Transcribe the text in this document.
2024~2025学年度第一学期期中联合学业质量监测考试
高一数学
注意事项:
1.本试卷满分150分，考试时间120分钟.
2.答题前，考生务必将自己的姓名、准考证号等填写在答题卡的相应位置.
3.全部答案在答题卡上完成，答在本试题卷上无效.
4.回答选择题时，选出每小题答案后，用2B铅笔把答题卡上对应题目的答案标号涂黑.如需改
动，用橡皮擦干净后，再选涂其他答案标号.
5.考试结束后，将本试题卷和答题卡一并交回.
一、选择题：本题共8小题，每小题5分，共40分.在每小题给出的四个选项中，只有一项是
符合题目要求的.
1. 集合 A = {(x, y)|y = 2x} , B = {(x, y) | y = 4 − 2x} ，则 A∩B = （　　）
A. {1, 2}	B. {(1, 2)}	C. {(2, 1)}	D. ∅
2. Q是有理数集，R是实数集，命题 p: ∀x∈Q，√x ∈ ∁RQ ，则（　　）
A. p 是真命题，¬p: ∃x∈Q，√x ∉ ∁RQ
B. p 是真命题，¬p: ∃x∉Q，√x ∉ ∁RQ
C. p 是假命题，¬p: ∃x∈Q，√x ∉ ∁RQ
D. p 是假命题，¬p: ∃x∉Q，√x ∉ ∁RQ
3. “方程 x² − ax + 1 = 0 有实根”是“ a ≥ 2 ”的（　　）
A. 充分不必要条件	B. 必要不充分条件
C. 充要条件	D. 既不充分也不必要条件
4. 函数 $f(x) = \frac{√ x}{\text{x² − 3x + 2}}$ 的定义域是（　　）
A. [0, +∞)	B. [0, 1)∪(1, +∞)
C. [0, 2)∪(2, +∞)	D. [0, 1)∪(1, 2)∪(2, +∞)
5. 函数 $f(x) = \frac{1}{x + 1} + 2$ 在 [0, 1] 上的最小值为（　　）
───
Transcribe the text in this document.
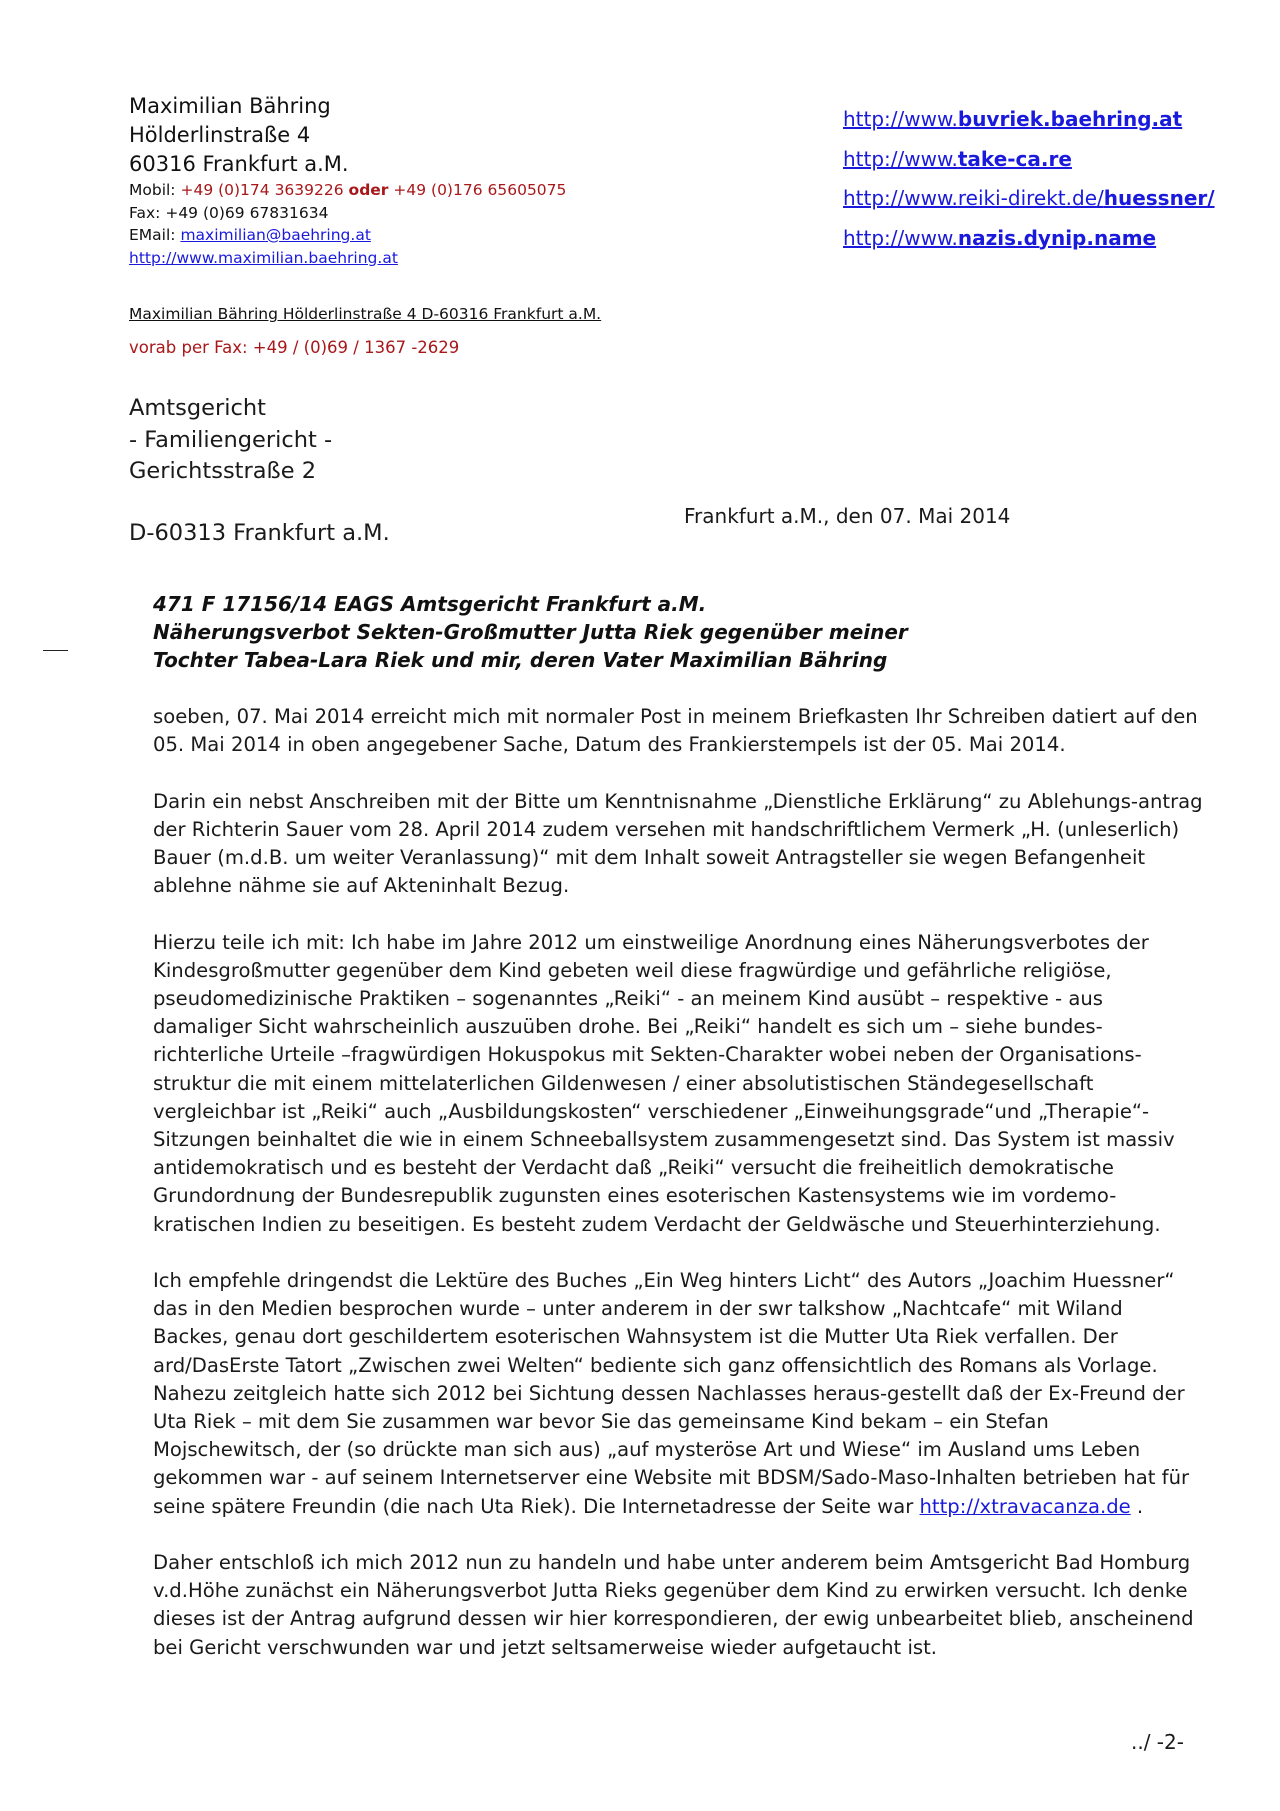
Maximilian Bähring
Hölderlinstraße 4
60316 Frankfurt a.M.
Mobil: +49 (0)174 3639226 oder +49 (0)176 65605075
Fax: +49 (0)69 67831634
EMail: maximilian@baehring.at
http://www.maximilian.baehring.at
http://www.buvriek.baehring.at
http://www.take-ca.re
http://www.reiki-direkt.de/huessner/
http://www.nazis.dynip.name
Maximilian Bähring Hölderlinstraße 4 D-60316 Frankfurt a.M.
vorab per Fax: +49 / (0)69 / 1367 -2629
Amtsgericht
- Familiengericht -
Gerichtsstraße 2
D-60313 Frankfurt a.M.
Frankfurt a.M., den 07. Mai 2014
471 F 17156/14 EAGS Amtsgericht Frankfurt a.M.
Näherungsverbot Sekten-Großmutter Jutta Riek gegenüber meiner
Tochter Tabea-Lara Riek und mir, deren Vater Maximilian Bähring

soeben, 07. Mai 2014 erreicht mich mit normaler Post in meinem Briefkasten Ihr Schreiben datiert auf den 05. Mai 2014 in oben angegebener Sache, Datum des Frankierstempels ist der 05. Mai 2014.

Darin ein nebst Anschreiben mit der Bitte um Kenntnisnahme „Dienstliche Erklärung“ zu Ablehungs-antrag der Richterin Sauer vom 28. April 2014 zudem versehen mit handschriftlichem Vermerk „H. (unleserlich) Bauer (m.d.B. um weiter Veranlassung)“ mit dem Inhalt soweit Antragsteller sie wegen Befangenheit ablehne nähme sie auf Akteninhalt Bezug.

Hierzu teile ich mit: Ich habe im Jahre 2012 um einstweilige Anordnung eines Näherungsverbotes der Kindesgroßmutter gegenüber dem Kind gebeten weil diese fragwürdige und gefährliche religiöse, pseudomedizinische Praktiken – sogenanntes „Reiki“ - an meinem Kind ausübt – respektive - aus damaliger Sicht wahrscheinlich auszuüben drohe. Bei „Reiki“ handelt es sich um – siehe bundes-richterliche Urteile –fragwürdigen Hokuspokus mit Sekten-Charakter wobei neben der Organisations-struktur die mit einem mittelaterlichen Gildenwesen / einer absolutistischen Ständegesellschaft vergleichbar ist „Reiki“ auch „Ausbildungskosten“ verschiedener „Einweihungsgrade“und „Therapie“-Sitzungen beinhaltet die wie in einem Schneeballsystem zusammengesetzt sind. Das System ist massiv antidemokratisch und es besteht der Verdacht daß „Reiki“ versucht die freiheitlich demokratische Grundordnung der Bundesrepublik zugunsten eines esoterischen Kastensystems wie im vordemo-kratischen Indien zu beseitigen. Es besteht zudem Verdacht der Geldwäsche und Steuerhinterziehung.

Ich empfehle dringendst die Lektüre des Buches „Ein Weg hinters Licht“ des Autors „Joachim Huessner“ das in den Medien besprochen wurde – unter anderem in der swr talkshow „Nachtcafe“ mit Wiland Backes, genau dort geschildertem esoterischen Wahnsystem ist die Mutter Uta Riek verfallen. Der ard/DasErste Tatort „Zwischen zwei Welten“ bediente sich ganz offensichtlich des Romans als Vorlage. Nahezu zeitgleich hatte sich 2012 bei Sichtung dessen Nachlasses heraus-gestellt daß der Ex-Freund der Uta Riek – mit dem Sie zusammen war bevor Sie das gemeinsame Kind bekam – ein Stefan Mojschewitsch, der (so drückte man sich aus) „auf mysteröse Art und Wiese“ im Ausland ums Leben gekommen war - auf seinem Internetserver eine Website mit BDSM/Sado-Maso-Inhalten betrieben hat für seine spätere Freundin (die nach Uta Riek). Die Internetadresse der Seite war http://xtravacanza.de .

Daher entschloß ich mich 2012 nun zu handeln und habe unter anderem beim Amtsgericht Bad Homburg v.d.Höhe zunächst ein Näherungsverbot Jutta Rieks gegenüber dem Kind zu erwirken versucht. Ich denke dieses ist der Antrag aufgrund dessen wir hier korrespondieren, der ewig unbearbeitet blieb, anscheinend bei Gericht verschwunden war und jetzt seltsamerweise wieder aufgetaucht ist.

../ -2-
───
▶ What you are asked to do: Read the entries and pick out all lines that include the word "Hölderlinstraße".

▶ Result of this task:
Hölderlinstraße 4
Maximilian Bähring Hölderlinstraße 4 D-60316 Frankfurt a.M.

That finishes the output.